▸ Your task
Reproduce all records verbatim.

===== Provided data

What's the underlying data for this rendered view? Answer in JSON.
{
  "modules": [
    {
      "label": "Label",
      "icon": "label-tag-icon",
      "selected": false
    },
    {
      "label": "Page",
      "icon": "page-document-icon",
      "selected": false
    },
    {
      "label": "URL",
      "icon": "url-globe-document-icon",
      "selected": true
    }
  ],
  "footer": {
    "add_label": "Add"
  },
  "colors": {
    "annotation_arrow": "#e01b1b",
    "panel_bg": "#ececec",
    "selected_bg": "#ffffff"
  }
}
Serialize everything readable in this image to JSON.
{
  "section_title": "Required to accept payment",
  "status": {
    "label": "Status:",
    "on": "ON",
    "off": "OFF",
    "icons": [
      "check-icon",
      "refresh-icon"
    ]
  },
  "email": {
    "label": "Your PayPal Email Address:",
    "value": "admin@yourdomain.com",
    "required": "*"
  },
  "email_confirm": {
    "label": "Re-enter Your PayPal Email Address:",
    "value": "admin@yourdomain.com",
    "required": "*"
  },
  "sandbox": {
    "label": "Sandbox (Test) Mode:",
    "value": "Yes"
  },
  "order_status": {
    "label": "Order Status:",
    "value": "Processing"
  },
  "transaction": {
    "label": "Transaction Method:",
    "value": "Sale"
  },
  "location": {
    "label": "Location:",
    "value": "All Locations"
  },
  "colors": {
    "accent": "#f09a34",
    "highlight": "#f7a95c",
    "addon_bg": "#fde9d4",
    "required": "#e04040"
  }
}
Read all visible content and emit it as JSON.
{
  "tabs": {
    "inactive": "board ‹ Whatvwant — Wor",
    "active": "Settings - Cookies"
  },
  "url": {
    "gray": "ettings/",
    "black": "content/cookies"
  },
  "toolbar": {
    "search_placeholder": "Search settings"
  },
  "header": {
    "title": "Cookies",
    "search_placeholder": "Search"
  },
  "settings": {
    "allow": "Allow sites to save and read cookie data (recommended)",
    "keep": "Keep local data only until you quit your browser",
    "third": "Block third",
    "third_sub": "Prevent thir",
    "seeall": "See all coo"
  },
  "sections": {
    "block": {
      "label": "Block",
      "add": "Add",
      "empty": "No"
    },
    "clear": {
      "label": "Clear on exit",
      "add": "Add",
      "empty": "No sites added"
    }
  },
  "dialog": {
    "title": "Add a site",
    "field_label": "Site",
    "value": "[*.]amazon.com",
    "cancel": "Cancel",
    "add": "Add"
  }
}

==========

▸ Task output
What's the underlying data for this rendered view? Answer in JSON.
{
  "modules": [
    {
      "label": "Label",
      "icon": "label-tag-icon",
      "selected": false
    },
    {
      "label": "Page",
      "icon": "page-document-icon",
      "selected": false
    },
    {
      "label": "URL",
      "icon": "url-globe-document-icon",
      "selected": true
    }
  ],
  "footer": {
    "add_label": "Add"
  },
  "colors": {
    "annotation_arrow": "#e01b1b",
    "panel_bg": "#ececec",
    "selected_bg": "#ffffff"
  }
}
Serialize everything readable in this image to JSON.
{
  "section_title": "Required to accept payment",
  "status": {
    "label": "Status:",
    "on": "ON",
    "off": "OFF",
    "icons": [
      "check-icon",
      "refresh-icon"
    ]
  },
  "email": {
    "label": "Your PayPal Email Address:",
    "value": "admin@yourdomain.com",
    "required": "*"
  },
  "email_confirm": {
    "label": "Re-enter Your PayPal Email Address:",
    "value": "admin@yourdomain.com",
    "required": "*"
  },
  "sandbox": {
    "label": "Sandbox (Test) Mode:",
    "value": "Yes"
  },
  "order_status": {
    "label": "Order Status:",
    "value": "Processing"
  },
  "transaction": {
    "label": "Transaction Method:",
    "value": "Sale"
  },
  "location": {
    "label": "Location:",
    "value": "All Locations"
  },
  "colors": {
    "accent": "#f09a34",
    "highlight": "#f7a95c",
    "addon_bg": "#fde9d4",
    "required": "#e04040"
  }
}
Read all visible content and emit it as JSON.
{
  "tabs": {
    "inactive": "board ‹ Whatvwant — Wor",
    "active": "Settings - Cookies"
  },
  "url": {
    "gray": "ettings/",
    "black": "content/cookies"
  },
  "toolbar": {
    "search_placeholder": "Search settings"
  },
  "header": {
    "title": "Cookies",
    "search_placeholder": "Search"
  },
  "settings": {
    "allow": "Allow sites to save and read cookie data (recommended)",
    "keep": "Keep local data only until you quit your browser",
    "third": "Block third",
    "third_sub": "Prevent thir",
    "seeall": "See all coo"
  },
  "sections": {
    "block": {
      "label": "Block",
      "add": "Add",
      "empty": "No"
    },
    "clear": {
      "label": "Clear on exit",
      "add": "Add",
      "empty": "No sites added"
    }
  },
  "dialog": {
    "title": "Add a site",
    "field_label": "Site",
    "value": "[*.]amazon.com",
    "cancel": "Cancel",
    "add": "Add"
  }
}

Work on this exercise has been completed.